• THE INPUT
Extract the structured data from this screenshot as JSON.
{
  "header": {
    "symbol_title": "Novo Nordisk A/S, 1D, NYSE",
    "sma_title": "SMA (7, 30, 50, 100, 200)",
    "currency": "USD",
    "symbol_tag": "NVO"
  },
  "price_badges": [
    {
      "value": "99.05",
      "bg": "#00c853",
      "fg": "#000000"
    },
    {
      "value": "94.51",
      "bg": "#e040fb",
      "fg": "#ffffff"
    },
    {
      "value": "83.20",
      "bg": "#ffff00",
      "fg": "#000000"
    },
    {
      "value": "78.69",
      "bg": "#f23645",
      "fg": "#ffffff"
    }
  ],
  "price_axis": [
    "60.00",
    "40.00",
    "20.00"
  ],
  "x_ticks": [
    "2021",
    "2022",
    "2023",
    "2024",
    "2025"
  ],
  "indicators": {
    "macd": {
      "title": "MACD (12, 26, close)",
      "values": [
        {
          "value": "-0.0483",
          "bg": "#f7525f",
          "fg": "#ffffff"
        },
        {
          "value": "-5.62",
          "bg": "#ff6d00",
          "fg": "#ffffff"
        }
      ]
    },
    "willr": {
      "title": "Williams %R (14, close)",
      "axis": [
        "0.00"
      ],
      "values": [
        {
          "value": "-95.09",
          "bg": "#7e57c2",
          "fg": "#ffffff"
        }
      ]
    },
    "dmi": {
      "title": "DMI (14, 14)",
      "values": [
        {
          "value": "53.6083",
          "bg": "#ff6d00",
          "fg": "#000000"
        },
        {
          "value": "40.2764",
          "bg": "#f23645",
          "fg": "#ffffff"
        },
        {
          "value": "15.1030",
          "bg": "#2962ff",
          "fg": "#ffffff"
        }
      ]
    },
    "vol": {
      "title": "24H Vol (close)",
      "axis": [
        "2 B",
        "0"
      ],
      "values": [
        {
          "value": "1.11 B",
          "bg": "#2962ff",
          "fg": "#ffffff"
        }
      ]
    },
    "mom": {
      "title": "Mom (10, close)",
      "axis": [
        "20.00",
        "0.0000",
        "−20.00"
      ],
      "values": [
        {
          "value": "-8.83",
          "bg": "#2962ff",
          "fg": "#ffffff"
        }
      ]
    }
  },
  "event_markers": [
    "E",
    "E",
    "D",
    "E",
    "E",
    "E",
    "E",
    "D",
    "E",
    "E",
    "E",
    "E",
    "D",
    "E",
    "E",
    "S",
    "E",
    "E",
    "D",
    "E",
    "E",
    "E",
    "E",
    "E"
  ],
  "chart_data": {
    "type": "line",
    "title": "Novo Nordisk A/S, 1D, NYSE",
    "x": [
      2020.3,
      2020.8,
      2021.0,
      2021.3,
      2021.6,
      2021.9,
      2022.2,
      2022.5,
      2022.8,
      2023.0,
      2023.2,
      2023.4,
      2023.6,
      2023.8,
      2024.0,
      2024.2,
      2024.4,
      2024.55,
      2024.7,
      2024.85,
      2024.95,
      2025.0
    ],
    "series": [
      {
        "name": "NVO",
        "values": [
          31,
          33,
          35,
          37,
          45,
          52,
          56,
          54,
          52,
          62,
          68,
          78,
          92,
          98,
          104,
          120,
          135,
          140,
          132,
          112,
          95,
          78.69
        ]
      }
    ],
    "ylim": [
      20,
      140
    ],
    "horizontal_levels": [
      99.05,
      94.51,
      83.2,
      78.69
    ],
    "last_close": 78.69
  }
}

• GOAL OF THE EXERCISE
Using the data above, copy each line that contains "Novo".

• RESULT OF THIS TASK
    "symbol_title": "Novo Nordisk A/S, 1D, NYSE",
    "title": "Novo Nordisk A/S, 1D, NYSE",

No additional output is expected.